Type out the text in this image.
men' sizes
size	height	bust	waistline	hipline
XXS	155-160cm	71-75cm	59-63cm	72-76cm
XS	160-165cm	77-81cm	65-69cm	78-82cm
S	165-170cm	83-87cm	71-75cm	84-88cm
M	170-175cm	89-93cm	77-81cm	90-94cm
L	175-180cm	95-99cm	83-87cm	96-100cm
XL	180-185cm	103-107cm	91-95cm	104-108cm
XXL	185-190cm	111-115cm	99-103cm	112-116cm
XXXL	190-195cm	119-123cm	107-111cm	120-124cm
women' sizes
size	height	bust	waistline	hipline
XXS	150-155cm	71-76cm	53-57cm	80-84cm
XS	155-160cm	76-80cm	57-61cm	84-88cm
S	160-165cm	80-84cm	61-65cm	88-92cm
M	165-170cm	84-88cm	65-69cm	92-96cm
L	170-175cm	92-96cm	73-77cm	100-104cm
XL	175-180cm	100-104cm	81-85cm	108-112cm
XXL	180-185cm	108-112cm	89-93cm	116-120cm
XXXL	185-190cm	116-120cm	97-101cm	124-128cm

(Your goal): Output all of the material exactly as written.

(Task solution):
Type out the text in this image.
men' sizes
size	height	bust	waistline	hipline
XXS	155-160cm	71-75cm	59-63cm	72-76cm
XS	160-165cm	77-81cm	65-69cm	78-82cm
S	165-170cm	83-87cm	71-75cm	84-88cm
M	170-175cm	89-93cm	77-81cm	90-94cm
L	175-180cm	95-99cm	83-87cm	96-100cm
XL	180-185cm	103-107cm	91-95cm	104-108cm
XXL	185-190cm	111-115cm	99-103cm	112-116cm
XXXL	190-195cm	119-123cm	107-111cm	120-124cm
women' sizes
size	height	bust	waistline	hipline
XXS	150-155cm	71-76cm	53-57cm	80-84cm
XS	155-160cm	76-80cm	57-61cm	84-88cm
S	160-165cm	80-84cm	61-65cm	88-92cm
M	165-170cm	84-88cm	65-69cm	92-96cm
L	170-175cm	92-96cm	73-77cm	100-104cm
XL	175-180cm	100-104cm	81-85cm	108-112cm
XXL	180-185cm	108-112cm	89-93cm	116-120cm
XXXL	185-190cm	116-120cm	97-101cm	124-128cm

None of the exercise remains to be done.